▸ What to do
Going through the material below, please gather all lines with the word "také" in them.

-- Start of Material supplied --

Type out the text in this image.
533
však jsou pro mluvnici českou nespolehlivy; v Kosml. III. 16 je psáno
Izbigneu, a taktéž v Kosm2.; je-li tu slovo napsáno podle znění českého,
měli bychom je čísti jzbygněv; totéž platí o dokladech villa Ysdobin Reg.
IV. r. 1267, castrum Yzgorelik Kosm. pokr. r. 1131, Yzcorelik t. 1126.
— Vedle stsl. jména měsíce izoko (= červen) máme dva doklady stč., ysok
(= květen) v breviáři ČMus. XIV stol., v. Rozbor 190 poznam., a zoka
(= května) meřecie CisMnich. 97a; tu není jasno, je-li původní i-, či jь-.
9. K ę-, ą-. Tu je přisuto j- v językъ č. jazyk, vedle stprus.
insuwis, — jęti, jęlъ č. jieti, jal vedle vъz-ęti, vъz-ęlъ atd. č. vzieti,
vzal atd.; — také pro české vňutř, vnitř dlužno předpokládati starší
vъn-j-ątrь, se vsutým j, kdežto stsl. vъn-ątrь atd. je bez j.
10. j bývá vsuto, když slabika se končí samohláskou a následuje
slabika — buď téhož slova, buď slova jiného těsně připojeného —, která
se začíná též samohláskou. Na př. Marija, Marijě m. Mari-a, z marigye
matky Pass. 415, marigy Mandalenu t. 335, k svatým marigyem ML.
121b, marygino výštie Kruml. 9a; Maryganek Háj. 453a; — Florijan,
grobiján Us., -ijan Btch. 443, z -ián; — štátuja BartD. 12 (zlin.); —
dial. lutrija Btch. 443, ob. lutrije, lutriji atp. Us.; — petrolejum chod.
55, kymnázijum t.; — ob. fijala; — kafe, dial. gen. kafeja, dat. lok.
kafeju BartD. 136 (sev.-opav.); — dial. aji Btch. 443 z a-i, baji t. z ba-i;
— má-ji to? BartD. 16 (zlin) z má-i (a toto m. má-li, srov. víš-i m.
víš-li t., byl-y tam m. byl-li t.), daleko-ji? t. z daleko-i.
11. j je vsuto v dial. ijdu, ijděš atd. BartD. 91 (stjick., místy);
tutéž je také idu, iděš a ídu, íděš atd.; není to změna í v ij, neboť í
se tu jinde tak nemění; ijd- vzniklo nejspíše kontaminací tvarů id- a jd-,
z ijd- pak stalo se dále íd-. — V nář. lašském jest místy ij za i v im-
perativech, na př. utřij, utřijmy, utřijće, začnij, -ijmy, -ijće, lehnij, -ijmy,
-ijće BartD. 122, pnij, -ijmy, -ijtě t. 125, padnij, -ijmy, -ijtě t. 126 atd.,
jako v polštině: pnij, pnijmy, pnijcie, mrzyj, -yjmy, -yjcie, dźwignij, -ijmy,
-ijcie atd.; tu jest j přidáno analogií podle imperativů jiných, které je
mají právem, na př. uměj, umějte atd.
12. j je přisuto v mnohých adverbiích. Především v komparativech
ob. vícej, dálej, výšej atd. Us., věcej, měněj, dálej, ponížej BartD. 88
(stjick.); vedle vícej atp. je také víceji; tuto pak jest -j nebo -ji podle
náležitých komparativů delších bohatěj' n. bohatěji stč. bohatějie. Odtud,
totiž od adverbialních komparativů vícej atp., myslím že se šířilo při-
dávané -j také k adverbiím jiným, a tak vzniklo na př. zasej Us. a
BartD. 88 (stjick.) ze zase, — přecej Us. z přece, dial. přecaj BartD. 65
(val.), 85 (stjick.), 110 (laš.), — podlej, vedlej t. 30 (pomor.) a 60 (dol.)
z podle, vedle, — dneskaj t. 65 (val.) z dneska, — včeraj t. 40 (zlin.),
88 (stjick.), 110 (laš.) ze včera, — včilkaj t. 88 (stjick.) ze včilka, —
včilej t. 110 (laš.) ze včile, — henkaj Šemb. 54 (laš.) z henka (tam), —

-- End of Material supplied --

▸ Answer for the task
vzal atd.; — také pro české vňutř, vnitř dlužno předpokládati starší
tutéž je také idu, iděš a ídu, íděš atd.; není to změna í v ij, neboť í
(stjick.); vedle vícej atp. je také víceji; tuto pak jest -j nebo -ji podle
dávané -j také k adverbiím jiným, a tak vzniklo na př. zasej Us. a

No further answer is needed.